→ **Short exercise**:
Leave out the pictures and repeat the rest of the material exactly.

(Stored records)
--------------------

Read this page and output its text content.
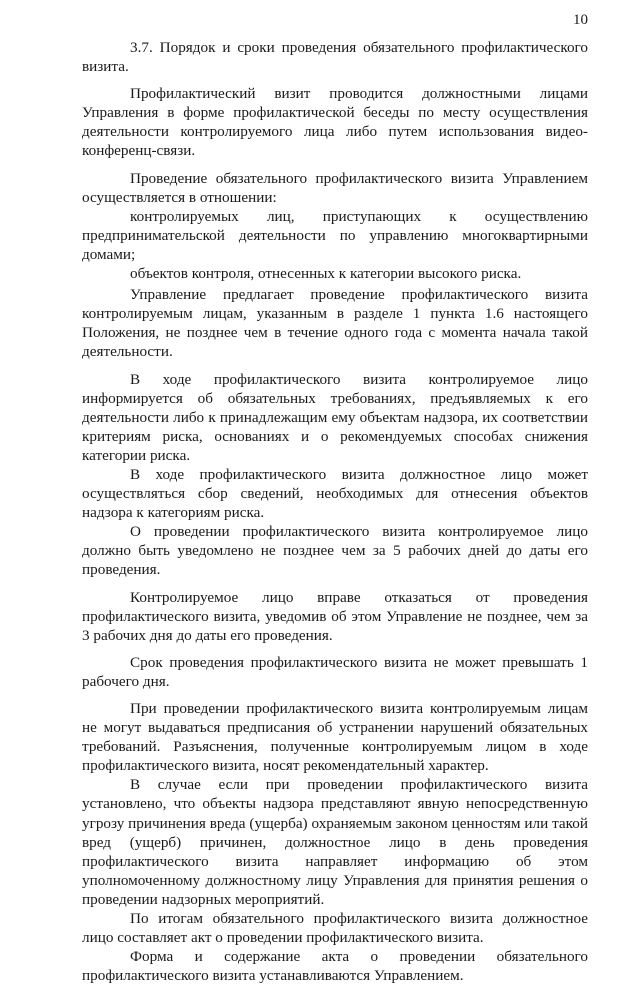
10

3.7. Порядок и сроки проведения обязательного профилактического визита.

Профилактический визит проводится должностными лицами Управления в форме профилактической беседы по месту осуществления деятельности контролируемого лица либо путем использования видео-конференц-связи.

Проведение обязательного профилактического визита Управлением осуществляется в отношении:

контролируемых лиц, приступающих к осуществлению предпринимательской деятельности по управлению многоквартирными домами;

объектов контроля, отнесенных к категории высокого риска.

Управление предлагает проведение профилактического визита контролируемым лицам, указанным в разделе 1 пункта 1.6 настоящего Положения, не позднее чем в течение одного года с момента начала такой деятельности.

В ходе профилактического визита контролируемое лицо информируется об обязательных требованиях, предъявляемых к его деятельности либо к принадлежащим ему объектам надзора, их соответствии критериям риска, основаниях и о рекомендуемых способах снижения категории риска.

В ходе профилактического визита должностное лицо может осуществляться сбор сведений, необходимых для отнесения объектов надзора к категориям риска.

О проведении профилактического визита контролируемое лицо должно быть уведомлено не позднее чем за 5 рабочих дней до даты его проведения.

Контролируемое лицо вправе отказаться от проведения профилактического визита, уведомив об этом Управление не позднее, чем за 3 рабочих дня до даты его проведения.

Срок проведения профилактического визита не может превышать 1 рабочего дня.

При проведении профилактического визита контролируемым лицам не могут выдаваться предписания об устранении нарушений обязательных требований. Разъяснения, полученные контролируемым лицом в ходе профилактического визита, носят рекомендательный характер.

В случае если при проведении профилактического визита установлено, что объекты надзора представляют явную непосредственную угрозу причинения вреда (ущерба) охраняемым законом ценностям или такой вред (ущерб) причинен, должностное лицо в день проведения профилактического визита направляет информацию об этом уполномоченному должностному лицу Управления для принятия решения о проведении надзорных мероприятий.

По итогам обязательного профилактического визита должностное лицо составляет акт о проведении профилактического визита.

Форма и содержание акта о проведении обязательного профилактического визита устанавливаются Управлением.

--------------------

→ **Answer below**:
Read this page and output its text content.
10

3.7. Порядок и сроки проведения обязательного профилактического визита.

Профилактический визит проводится должностными лицами Управления в форме профилактической беседы по месту осуществления деятельности контролируемого лица либо путем использования видео-конференц-связи.

Проведение обязательного профилактического визита Управлением осуществляется в отношении:

контролируемых лиц, приступающих к осуществлению предпринимательской деятельности по управлению многоквартирными домами;

объектов контроля, отнесенных к категории высокого риска.

Управление предлагает проведение профилактического визита контролируемым лицам, указанным в разделе 1 пункта 1.6 настоящего Положения, не позднее чем в течение одного года с момента начала такой деятельности.

В ходе профилактического визита контролируемое лицо информируется об обязательных требованиях, предъявляемых к его деятельности либо к принадлежащим ему объектам надзора, их соответствии критериям риска, основаниях и о рекомендуемых способах снижения категории риска.

В ходе профилактического визита должностное лицо может осуществляться сбор сведений, необходимых для отнесения объектов надзора к категориям риска.

О проведении профилактического визита контролируемое лицо должно быть уведомлено не позднее чем за 5 рабочих дней до даты его проведения.

Контролируемое лицо вправе отказаться от проведения профилактического визита, уведомив об этом Управление не позднее, чем за 3 рабочих дня до даты его проведения.

Срок проведения профилактического визита не может превышать 1 рабочего дня.

При проведении профилактического визита контролируемым лицам не могут выдаваться предписания об устранении нарушений обязательных требований. Разъяснения, полученные контролируемым лицом в ходе профилактического визита, носят рекомендательный характер.

В случае если при проведении профилактического визита установлено, что объекты надзора представляют явную непосредственную угрозу причинения вреда (ущерба) охраняемым законом ценностям или такой вред (ущерб) причинен, должностное лицо в день проведения профилактического визита направляет информацию об этом уполномоченному должностному лицу Управления для принятия решения о проведении надзорных мероприятий.

По итогам обязательного профилактического визита должностное лицо составляет акт о проведении профилактического визита.

Форма и содержание акта о проведении обязательного профилактического визита устанавливаются Управлением.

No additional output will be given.